> **GIVEN EXERCISE**: Set down all of the data that follows word for word, without the images.

> **DATASET RECORDS**:
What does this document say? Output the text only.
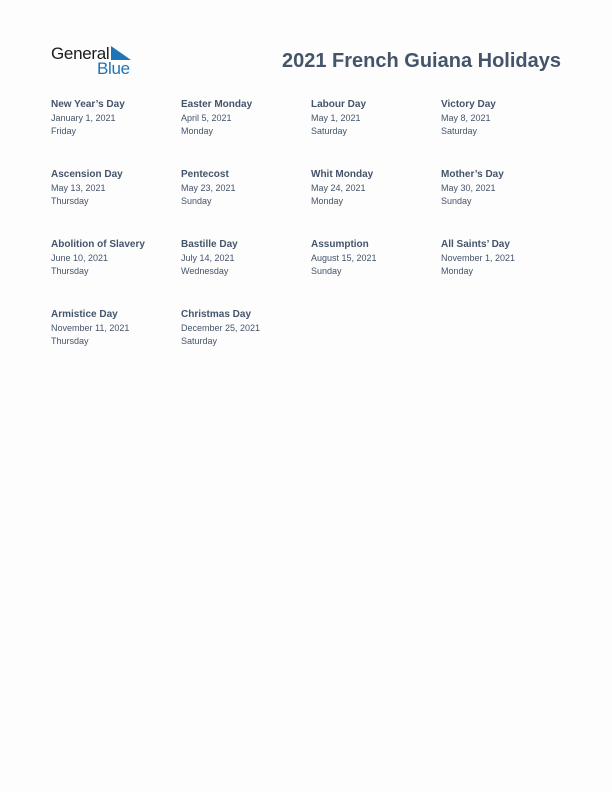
General
Blue	2021 French Guiana Holidays
New Year’s Day
January 1, 2021
Friday
Easter Monday
April 5, 2021
Monday
Labour Day
May 1, 2021
Saturday
Victory Day
May 8, 2021
Saturday
Ascension Day
May 13, 2021
Thursday
Pentecost
May 23, 2021
Sunday
Whit Monday
May 24, 2021
Monday
Mother’s Day
May 30, 2021
Sunday
Abolition of Slavery
June 10, 2021
Thursday
Bastille Day
July 14, 2021
Wednesday
Assumption
August 15, 2021
Sunday
All Saints’ Day
November 1, 2021
Monday
Armistice Day
November 11, 2021
Thursday
Christmas Day
December 25, 2021
Saturday
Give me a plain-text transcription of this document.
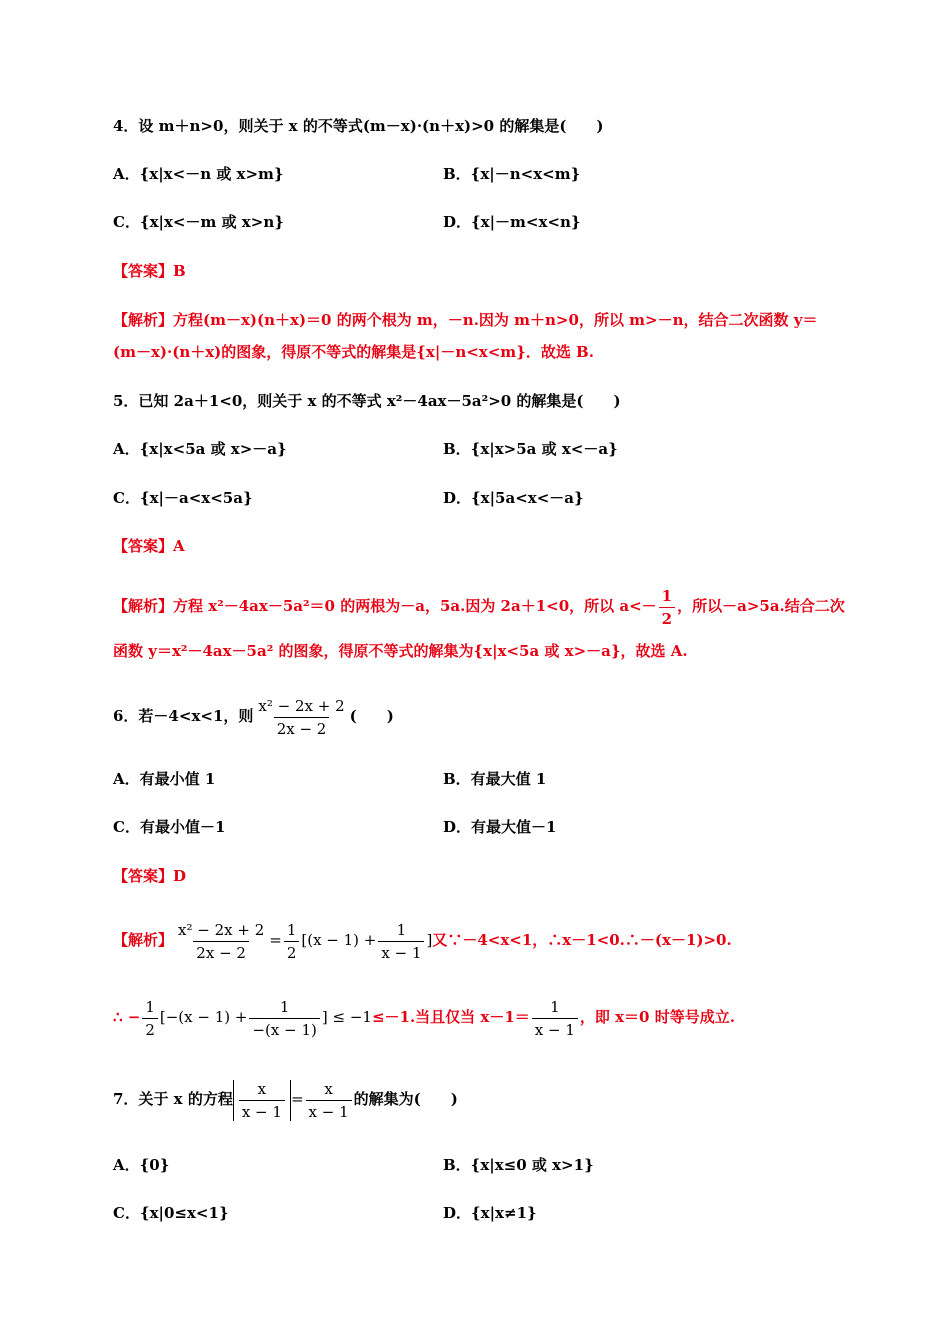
4．设 m＋n>0，则关于 x 的不等式(m－x)·(n＋x)>0 的解集是(　　)
A．{x|x<－n 或 x>m}	B．{x|－n<x<m}
C．{x|x<－m 或 x>n}	D．{x|－m<x<n}
【答案】B
【解析】方程(m－x)(n＋x)＝0 的两个根为 m，－n.因为 m＋n>0，所以 m>－n，结合二次函数 y＝
(m－x)·(n＋x)的图象，得原不等式的解集是{x|－n<x<m}．故选 B.
5．已知 2a＋1<0，则关于 x 的不等式 x²－4ax－5a²>0 的解集是(　　)
A．{x|x<5a 或 x>－a}	B．{x|x>5a 或 x<－a}
C．{x|－a<x<5a}	D．{x|5a<x<－a}
【答案】A
【解析】方程 x²－4ax－5a²＝0 的两根为－a，5a.因为 2a＋1<0，所以 $a<- \frac{1}{2}$ ，所以－a>5a.结合二次
函数 y＝x²－4ax－5a² 的图象，得原不等式的解集为{x|x<5a 或 x>－a}，故选 A.
6．若－4<x<1，则 $\frac{\text{x² − 2x + 2}}{2x - 2}$ (　　)
A．有最小值 1	B．有最大值 1
C．有最小值－1	D．有最大值－1
【答案】D
【解析】 $\frac{\text{x² − 2x + 2}}{2x - 2} = \frac{1}{2} [(x - 1) + \frac{1}{x - 1}$ ]又∵－4<x<1，∴x－1<0.∴－(x－1)>0.
∴ − $\frac{1}{2} [-(x - 1) + \frac{1}{-(x - 1)}$ ] ≤ −1≤－1.当且仅当 $x-1= \frac{1}{x - 1}$ ，即 x＝0 时等号成立.
7．关于 x 的方程 $\frac{x}{x - 1} = \frac{x}{x - 1}$ 的解集为(　　)
A．{0}	B．{x|x≤0 或 x>1}
C．{x|0≤x<1}	D．{x|x≠1}
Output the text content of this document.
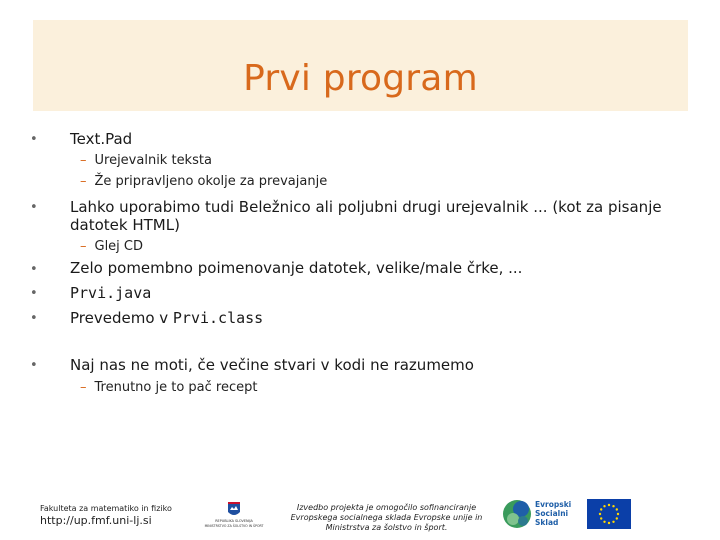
Prvi program
• Text.Pad
– Urejevalnik teksta
– Že pripravljeno okolje za prevajanje
• Lahko uporabimo tudi Beležnico ali poljubni drugi urejevalnik ... (kot za pisanje
datotek HTML)
– Glej CD
• Zelo pomembno poimenovanje datotek, velike/male črke, ...
• Prvi.java
• Prevedemo v Prvi.class
• Naj nas ne moti, če večine stvari v kodi ne razumemo
– Trenutno je to pač recept
Fakulteta za matematiko in fiziko
http://up.fmf.uni-lj.si	REPUBLIKA SLOVENIJA
MINISTRSTVO ZA ŠOLSTVO IN ŠPORT
Izvedbo projekta je omogočilo sofinanciranje
Evropskega socialnega sklada Evropske unije in
Ministrstva za šolstvo in šport.
Evropski
Socialni
Sklad
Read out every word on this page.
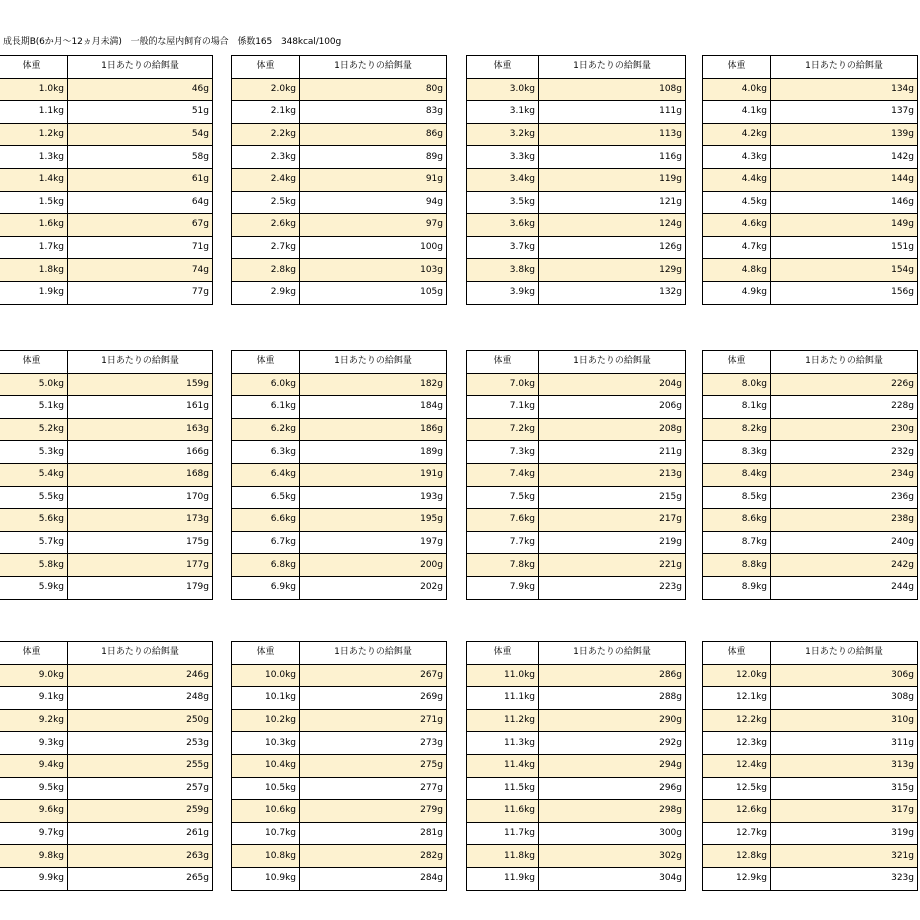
成長期B(6か月～12ヵ月未満)　一般的な屋内飼育の場合　係数165　348kcal/100g
体重	1日あたりの給餌量
1.0kg	46g
1.1kg	51g
1.2kg	54g
1.3kg	58g
1.4kg	61g
1.5kg	64g
1.6kg	67g
1.7kg	71g
1.8kg	74g
1.9kg	77g
体重	1日あたりの給餌量
2.0kg	80g
2.1kg	83g
2.2kg	86g
2.3kg	89g
2.4kg	91g
2.5kg	94g
2.6kg	97g
2.7kg	100g
2.8kg	103g
2.9kg	105g
体重	1日あたりの給餌量
3.0kg	108g
3.1kg	111g
3.2kg	113g
3.3kg	116g
3.4kg	119g
3.5kg	121g
3.6kg	124g
3.7kg	126g
3.8kg	129g
3.9kg	132g
体重	1日あたりの給餌量
4.0kg	134g
4.1kg	137g
4.2kg	139g
4.3kg	142g
4.4kg	144g
4.5kg	146g
4.6kg	149g
4.7kg	151g
4.8kg	154g
4.9kg	156g
体重	1日あたりの給餌量
5.0kg	159g
5.1kg	161g
5.2kg	163g
5.3kg	166g
5.4kg	168g
5.5kg	170g
5.6kg	173g
5.7kg	175g
5.8kg	177g
5.9kg	179g
体重	1日あたりの給餌量
6.0kg	182g
6.1kg	184g
6.2kg	186g
6.3kg	189g
6.4kg	191g
6.5kg	193g
6.6kg	195g
6.7kg	197g
6.8kg	200g
6.9kg	202g
体重	1日あたりの給餌量
7.0kg	204g
7.1kg	206g
7.2kg	208g
7.3kg	211g
7.4kg	213g
7.5kg	215g
7.6kg	217g
7.7kg	219g
7.8kg	221g
7.9kg	223g
体重	1日あたりの給餌量
8.0kg	226g
8.1kg	228g
8.2kg	230g
8.3kg	232g
8.4kg	234g
8.5kg	236g
8.6kg	238g
8.7kg	240g
8.8kg	242g
8.9kg	244g
体重	1日あたりの給餌量
9.0kg	246g
9.1kg	248g
9.2kg	250g
9.3kg	253g
9.4kg	255g
9.5kg	257g
9.6kg	259g
9.7kg	261g
9.8kg	263g
9.9kg	265g
体重	1日あたりの給餌量
10.0kg	267g
10.1kg	269g
10.2kg	271g
10.3kg	273g
10.4kg	275g
10.5kg	277g
10.6kg	279g
10.7kg	281g
10.8kg	282g
10.9kg	284g
体重	1日あたりの給餌量
11.0kg	286g
11.1kg	288g
11.2kg	290g
11.3kg	292g
11.4kg	294g
11.5kg	296g
11.6kg	298g
11.7kg	300g
11.8kg	302g
11.9kg	304g
体重	1日あたりの給餌量
12.0kg	306g
12.1kg	308g
12.2kg	310g
12.3kg	311g
12.4kg	313g
12.5kg	315g
12.6kg	317g
12.7kg	319g
12.8kg	321g
12.9kg	323g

> **SOLUTION TO THIS TASK**:
What does this document say? Output the text only.
General
Blue	2021 French Guiana Holidays
New Year’s Day
January 1, 2021
Friday
Easter Monday
April 5, 2021
Monday
Labour Day
May 1, 2021
Saturday
Victory Day
May 8, 2021
Saturday
Ascension Day
May 13, 2021
Thursday
Pentecost
May 23, 2021
Sunday
Whit Monday
May 24, 2021
Monday
Mother’s Day
May 30, 2021
Sunday
Abolition of Slavery
June 10, 2021
Thursday
Bastille Day
July 14, 2021
Wednesday
Assumption
August 15, 2021
Sunday
All Saints’ Day
November 1, 2021
Monday
Armistice Day
November 11, 2021
Thursday
Christmas Day
December 25, 2021
Saturday
Give me a plain-text transcription of this document.
4．设 m＋n>0，则关于 x 的不等式(m－x)·(n＋x)>0 的解集是(　　)
A．{x|x<－n 或 x>m}	B．{x|－n<x<m}
C．{x|x<－m 或 x>n}	D．{x|－m<x<n}
【答案】B
【解析】方程(m－x)(n＋x)＝0 的两个根为 m，－n.因为 m＋n>0，所以 m>－n，结合二次函数 y＝
(m－x)·(n＋x)的图象，得原不等式的解集是{x|－n<x<m}．故选 B.
5．已知 2a＋1<0，则关于 x 的不等式 x²－4ax－5a²>0 的解集是(　　)
A．{x|x<5a 或 x>－a}	B．{x|x>5a 或 x<－a}
C．{x|－a<x<5a}	D．{x|5a<x<－a}
【答案】A
【解析】方程 x²－4ax－5a²＝0 的两根为－a，5a.因为 2a＋1<0，所以 $a<- \frac{1}{2}$ ，所以－a>5a.结合二次
函数 y＝x²－4ax－5a² 的图象，得原不等式的解集为{x|x<5a 或 x>－a}，故选 A.
6．若－4<x<1，则 $\frac{\text{x² − 2x + 2}}{2x - 2}$ (　　)
A．有最小值 1	B．有最大值 1
C．有最小值－1	D．有最大值－1
【答案】D
【解析】 $\frac{\text{x² − 2x + 2}}{2x - 2} = \frac{1}{2} [(x - 1) + \frac{1}{x - 1}$ ]又∵－4<x<1，∴x－1<0.∴－(x－1)>0.
∴ − $\frac{1}{2} [-(x - 1) + \frac{1}{-(x - 1)}$ ] ≤ −1≤－1.当且仅当 $x-1= \frac{1}{x - 1}$ ，即 x＝0 时等号成立.
7．关于 x 的方程 $\frac{x}{x - 1} = \frac{x}{x - 1}$ 的解集为(　　)
A．{0}	B．{x|x≤0 或 x>1}
C．{x|0≤x<1}	D．{x|x≠1}
Output the text content of this document.
Prvi program
• Text.Pad
– Urejevalnik teksta
– Že pripravljeno okolje za prevajanje
• Lahko uporabimo tudi Beležnico ali poljubni drugi urejevalnik ... (kot za pisanje
datotek HTML)
– Glej CD
• Zelo pomembno poimenovanje datotek, velike/male črke, ...
• Prvi.java
• Prevedemo v Prvi.class
• Naj nas ne moti, če večine stvari v kodi ne razumemo
– Trenutno je to pač recept
Fakulteta za matematiko in fiziko
http://up.fmf.uni-lj.si	REPUBLIKA SLOVENIJA
MINISTRSTVO ZA ŠOLSTVO IN ŠPORT
Izvedbo projekta je omogočilo sofinanciranje
Evropskega socialnega sklada Evropske unije in
Ministrstva za šolstvo in šport.
Evropski
Socialni
Sklad
Read out every word on this page.
成長期B(6か月～12ヵ月未満)　一般的な屋内飼育の場合　係数165　348kcal/100g
体重	1日あたりの給餌量
1.0kg	46g
1.1kg	51g
1.2kg	54g
1.3kg	58g
1.4kg	61g
1.5kg	64g
1.6kg	67g
1.7kg	71g
1.8kg	74g
1.9kg	77g
体重	1日あたりの給餌量
2.0kg	80g
2.1kg	83g
2.2kg	86g
2.3kg	89g
2.4kg	91g
2.5kg	94g
2.6kg	97g
2.7kg	100g
2.8kg	103g
2.9kg	105g
体重	1日あたりの給餌量
3.0kg	108g
3.1kg	111g
3.2kg	113g
3.3kg	116g
3.4kg	119g
3.5kg	121g
3.6kg	124g
3.7kg	126g
3.8kg	129g
3.9kg	132g
体重	1日あたりの給餌量
4.0kg	134g
4.1kg	137g
4.2kg	139g
4.3kg	142g
4.4kg	144g
4.5kg	146g
4.6kg	149g
4.7kg	151g
4.8kg	154g
4.9kg	156g
体重	1日あたりの給餌量
5.0kg	159g
5.1kg	161g
5.2kg	163g
5.3kg	166g
5.4kg	168g
5.5kg	170g
5.6kg	173g
5.7kg	175g
5.8kg	177g
5.9kg	179g
体重	1日あたりの給餌量
6.0kg	182g
6.1kg	184g
6.2kg	186g
6.3kg	189g
6.4kg	191g
6.5kg	193g
6.6kg	195g
6.7kg	197g
6.8kg	200g
6.9kg	202g
体重	1日あたりの給餌量
7.0kg	204g
7.1kg	206g
7.2kg	208g
7.3kg	211g
7.4kg	213g
7.5kg	215g
7.6kg	217g
7.7kg	219g
7.8kg	221g
7.9kg	223g
体重	1日あたりの給餌量
8.0kg	226g
8.1kg	228g
8.2kg	230g
8.3kg	232g
8.4kg	234g
8.5kg	236g
8.6kg	238g
8.7kg	240g
8.8kg	242g
8.9kg	244g
体重	1日あたりの給餌量
9.0kg	246g
9.1kg	248g
9.2kg	250g
9.3kg	253g
9.4kg	255g
9.5kg	257g
9.6kg	259g
9.7kg	261g
9.8kg	263g
9.9kg	265g
体重	1日あたりの給餌量
10.0kg	267g
10.1kg	269g
10.2kg	271g
10.3kg	273g
10.4kg	275g
10.5kg	277g
10.6kg	279g
10.7kg	281g
10.8kg	282g
10.9kg	284g
体重	1日あたりの給餌量
11.0kg	286g
11.1kg	288g
11.2kg	290g
11.3kg	292g
11.4kg	294g
11.5kg	296g
11.6kg	298g
11.7kg	300g
11.8kg	302g
11.9kg	304g
体重	1日あたりの給餌量
12.0kg	306g
12.1kg	308g
12.2kg	310g
12.3kg	311g
12.4kg	313g
12.5kg	315g
12.6kg	317g
12.7kg	319g
12.8kg	321g
12.9kg	323g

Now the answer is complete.